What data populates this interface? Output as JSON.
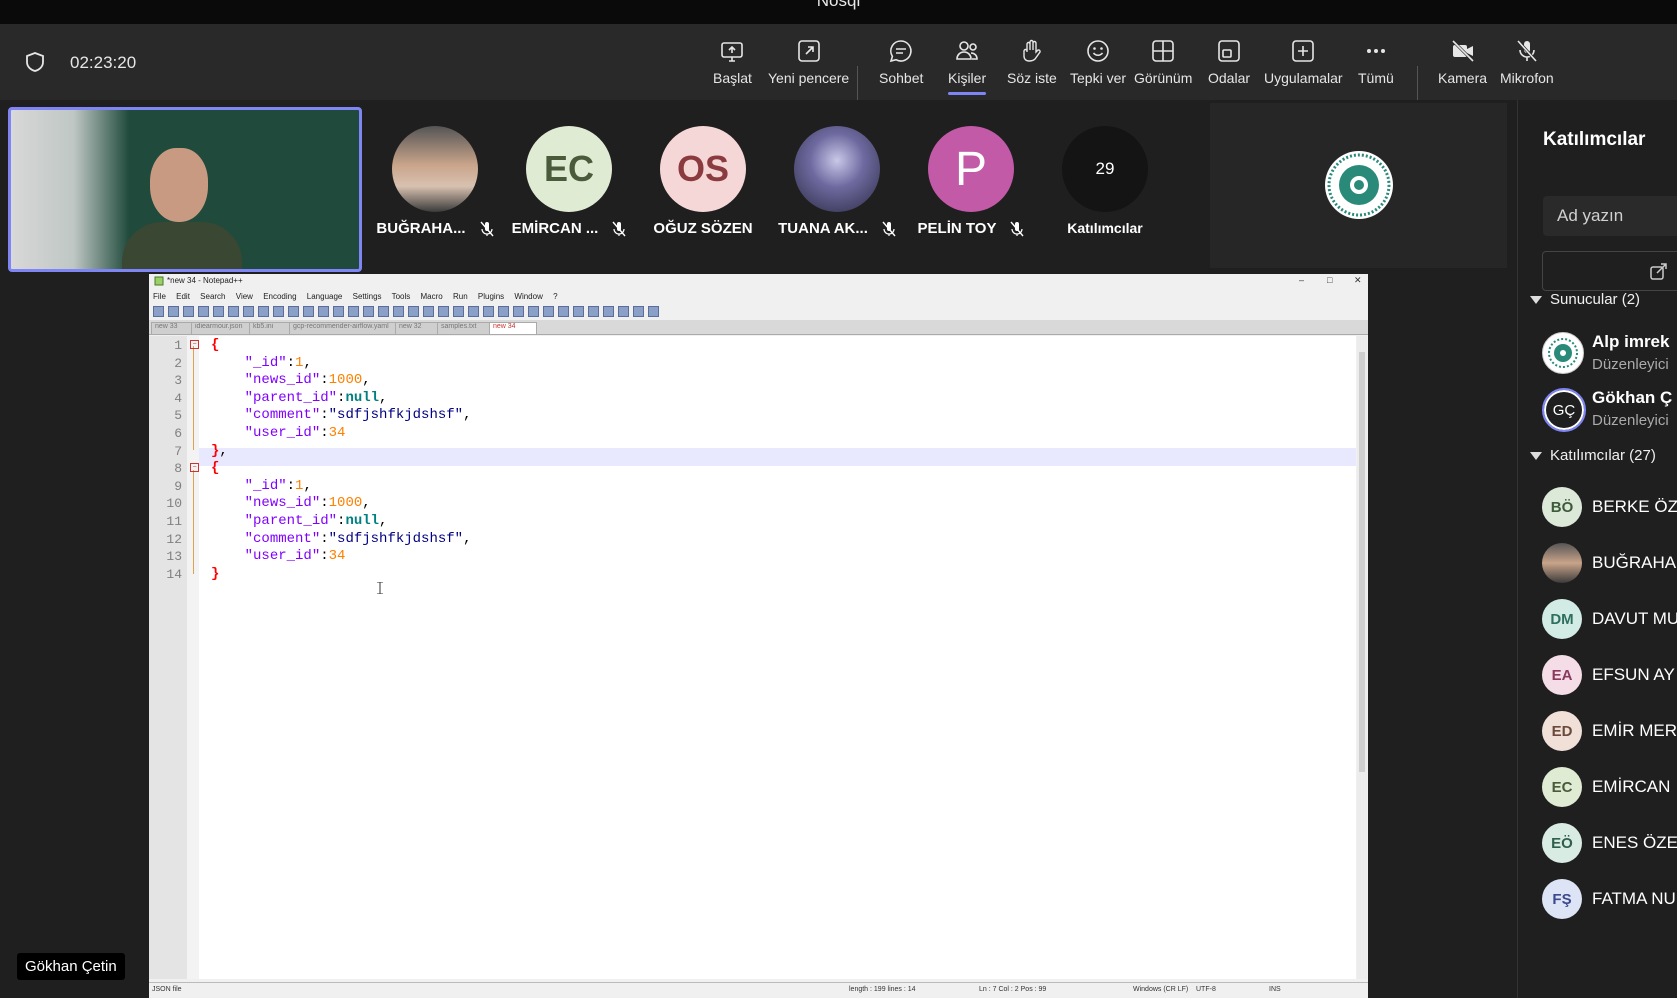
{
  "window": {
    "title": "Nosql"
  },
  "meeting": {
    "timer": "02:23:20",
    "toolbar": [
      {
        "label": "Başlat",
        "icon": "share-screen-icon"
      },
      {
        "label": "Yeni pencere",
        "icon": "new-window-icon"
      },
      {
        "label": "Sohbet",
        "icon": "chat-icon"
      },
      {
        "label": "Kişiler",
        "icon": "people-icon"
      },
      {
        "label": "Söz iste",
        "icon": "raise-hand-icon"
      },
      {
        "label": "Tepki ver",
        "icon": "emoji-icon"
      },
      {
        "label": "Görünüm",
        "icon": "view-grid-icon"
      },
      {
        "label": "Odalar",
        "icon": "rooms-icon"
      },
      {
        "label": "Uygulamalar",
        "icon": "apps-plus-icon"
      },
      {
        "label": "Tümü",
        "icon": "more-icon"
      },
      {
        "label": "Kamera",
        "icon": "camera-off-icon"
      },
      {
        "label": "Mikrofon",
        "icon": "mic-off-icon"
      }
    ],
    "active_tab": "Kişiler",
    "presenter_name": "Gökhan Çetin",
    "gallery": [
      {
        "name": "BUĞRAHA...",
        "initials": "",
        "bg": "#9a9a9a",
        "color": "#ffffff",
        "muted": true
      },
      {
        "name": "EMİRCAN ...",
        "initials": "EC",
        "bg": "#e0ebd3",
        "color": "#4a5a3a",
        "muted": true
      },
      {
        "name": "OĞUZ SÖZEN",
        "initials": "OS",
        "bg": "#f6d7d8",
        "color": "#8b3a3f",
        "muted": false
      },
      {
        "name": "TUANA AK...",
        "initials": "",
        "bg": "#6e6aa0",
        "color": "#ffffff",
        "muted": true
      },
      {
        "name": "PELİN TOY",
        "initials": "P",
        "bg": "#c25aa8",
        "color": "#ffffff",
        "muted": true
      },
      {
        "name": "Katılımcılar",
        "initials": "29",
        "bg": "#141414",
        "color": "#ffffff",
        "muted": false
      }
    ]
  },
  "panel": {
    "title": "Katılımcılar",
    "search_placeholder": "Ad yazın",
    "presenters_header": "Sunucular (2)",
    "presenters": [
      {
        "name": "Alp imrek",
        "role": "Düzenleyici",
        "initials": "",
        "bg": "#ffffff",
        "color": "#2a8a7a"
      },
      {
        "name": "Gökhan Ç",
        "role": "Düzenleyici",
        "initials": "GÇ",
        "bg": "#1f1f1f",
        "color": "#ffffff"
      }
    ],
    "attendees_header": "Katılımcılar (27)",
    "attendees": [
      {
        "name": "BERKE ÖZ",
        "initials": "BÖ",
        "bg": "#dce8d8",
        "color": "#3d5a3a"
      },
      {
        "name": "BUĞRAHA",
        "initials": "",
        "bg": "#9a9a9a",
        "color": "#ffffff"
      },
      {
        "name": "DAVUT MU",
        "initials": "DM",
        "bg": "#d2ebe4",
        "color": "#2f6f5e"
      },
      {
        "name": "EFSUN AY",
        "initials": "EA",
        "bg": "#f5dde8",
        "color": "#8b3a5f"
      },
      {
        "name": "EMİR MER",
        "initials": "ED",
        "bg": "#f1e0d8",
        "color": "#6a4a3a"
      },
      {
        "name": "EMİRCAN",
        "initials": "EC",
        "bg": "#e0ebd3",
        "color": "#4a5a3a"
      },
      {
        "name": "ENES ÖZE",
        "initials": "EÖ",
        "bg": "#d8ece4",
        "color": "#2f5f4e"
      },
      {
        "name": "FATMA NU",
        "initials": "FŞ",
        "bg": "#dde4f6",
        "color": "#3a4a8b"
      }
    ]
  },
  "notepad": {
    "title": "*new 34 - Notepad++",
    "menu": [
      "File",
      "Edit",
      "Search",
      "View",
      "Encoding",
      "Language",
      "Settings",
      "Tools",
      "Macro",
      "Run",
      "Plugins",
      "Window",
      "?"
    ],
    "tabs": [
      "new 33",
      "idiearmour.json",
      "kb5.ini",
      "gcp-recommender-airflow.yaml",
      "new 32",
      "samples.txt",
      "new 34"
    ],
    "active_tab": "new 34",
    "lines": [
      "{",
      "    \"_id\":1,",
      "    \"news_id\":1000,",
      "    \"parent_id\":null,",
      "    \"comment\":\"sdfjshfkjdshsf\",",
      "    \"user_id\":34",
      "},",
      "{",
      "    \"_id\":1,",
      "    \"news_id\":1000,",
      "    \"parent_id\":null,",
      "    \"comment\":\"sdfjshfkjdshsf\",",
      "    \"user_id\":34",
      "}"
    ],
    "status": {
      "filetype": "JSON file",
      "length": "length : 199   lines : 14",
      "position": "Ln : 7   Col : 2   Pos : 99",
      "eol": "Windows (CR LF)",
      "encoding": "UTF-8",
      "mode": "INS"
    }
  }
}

· · ·

STATED TASK:
Write out the data precisely as given, excluding the pictures.

RIGHT ANSWER:
What data populates this interface? Output as JSON.
{
  "window": {
    "title": "Nosql"
  },
  "meeting": {
    "timer": "02:23:20",
    "toolbar": [
      {
        "label": "Başlat",
        "icon": "share-screen-icon"
      },
      {
        "label": "Yeni pencere",
        "icon": "new-window-icon"
      },
      {
        "label": "Sohbet",
        "icon": "chat-icon"
      },
      {
        "label": "Kişiler",
        "icon": "people-icon"
      },
      {
        "label": "Söz iste",
        "icon": "raise-hand-icon"
      },
      {
        "label": "Tepki ver",
        "icon": "emoji-icon"
      },
      {
        "label": "Görünüm",
        "icon": "view-grid-icon"
      },
      {
        "label": "Odalar",
        "icon": "rooms-icon"
      },
      {
        "label": "Uygulamalar",
        "icon": "apps-plus-icon"
      },
      {
        "label": "Tümü",
        "icon": "more-icon"
      },
      {
        "label": "Kamera",
        "icon": "camera-off-icon"
      },
      {
        "label": "Mikrofon",
        "icon": "mic-off-icon"
      }
    ],
    "active_tab": "Kişiler",
    "presenter_name": "Gökhan Çetin",
    "gallery": [
      {
        "name": "BUĞRAHA...",
        "initials": "",
        "bg": "#9a9a9a",
        "color": "#ffffff",
        "muted": true
      },
      {
        "name": "EMİRCAN ...",
        "initials": "EC",
        "bg": "#e0ebd3",
        "color": "#4a5a3a",
        "muted": true
      },
      {
        "name": "OĞUZ SÖZEN",
        "initials": "OS",
        "bg": "#f6d7d8",
        "color": "#8b3a3f",
        "muted": false
      },
      {
        "name": "TUANA AK...",
        "initials": "",
        "bg": "#6e6aa0",
        "color": "#ffffff",
        "muted": true
      },
      {
        "name": "PELİN TOY",
        "initials": "P",
        "bg": "#c25aa8",
        "color": "#ffffff",
        "muted": true
      },
      {
        "name": "Katılımcılar",
        "initials": "29",
        "bg": "#141414",
        "color": "#ffffff",
        "muted": false
      }
    ]
  },
  "panel": {
    "title": "Katılımcılar",
    "search_placeholder": "Ad yazın",
    "presenters_header": "Sunucular (2)",
    "presenters": [
      {
        "name": "Alp imrek",
        "role": "Düzenleyici",
        "initials": "",
        "bg": "#ffffff",
        "color": "#2a8a7a"
      },
      {
        "name": "Gökhan Ç",
        "role": "Düzenleyici",
        "initials": "GÇ",
        "bg": "#1f1f1f",
        "color": "#ffffff"
      }
    ],
    "attendees_header": "Katılımcılar (27)",
    "attendees": [
      {
        "name": "BERKE ÖZ",
        "initials": "BÖ",
        "bg": "#dce8d8",
        "color": "#3d5a3a"
      },
      {
        "name": "BUĞRAHA",
        "initials": "",
        "bg": "#9a9a9a",
        "color": "#ffffff"
      },
      {
        "name": "DAVUT MU",
        "initials": "DM",
        "bg": "#d2ebe4",
        "color": "#2f6f5e"
      },
      {
        "name": "EFSUN AY",
        "initials": "EA",
        "bg": "#f5dde8",
        "color": "#8b3a5f"
      },
      {
        "name": "EMİR MER",
        "initials": "ED",
        "bg": "#f1e0d8",
        "color": "#6a4a3a"
      },
      {
        "name": "EMİRCAN",
        "initials": "EC",
        "bg": "#e0ebd3",
        "color": "#4a5a3a"
      },
      {
        "name": "ENES ÖZE",
        "initials": "EÖ",
        "bg": "#d8ece4",
        "color": "#2f5f4e"
      },
      {
        "name": "FATMA NU",
        "initials": "FŞ",
        "bg": "#dde4f6",
        "color": "#3a4a8b"
      }
    ]
  },
  "notepad": {
    "title": "*new 34 - Notepad++",
    "menu": [
      "File",
      "Edit",
      "Search",
      "View",
      "Encoding",
      "Language",
      "Settings",
      "Tools",
      "Macro",
      "Run",
      "Plugins",
      "Window",
      "?"
    ],
    "tabs": [
      "new 33",
      "idiearmour.json",
      "kb5.ini",
      "gcp-recommender-airflow.yaml",
      "new 32",
      "samples.txt",
      "new 34"
    ],
    "active_tab": "new 34",
    "lines": [
      "{",
      "    \"_id\":1,",
      "    \"news_id\":1000,",
      "    \"parent_id\":null,",
      "    \"comment\":\"sdfjshfkjdshsf\",",
      "    \"user_id\":34",
      "},",
      "{",
      "    \"_id\":1,",
      "    \"news_id\":1000,",
      "    \"parent_id\":null,",
      "    \"comment\":\"sdfjshfkjdshsf\",",
      "    \"user_id\":34",
      "}"
    ],
    "status": {
      "filetype": "JSON file",
      "length": "length : 199   lines : 14",
      "position": "Ln : 7   Col : 2   Pos : 99",
      "eol": "Windows (CR LF)",
      "encoding": "UTF-8",
      "mode": "INS"
    }
  }
}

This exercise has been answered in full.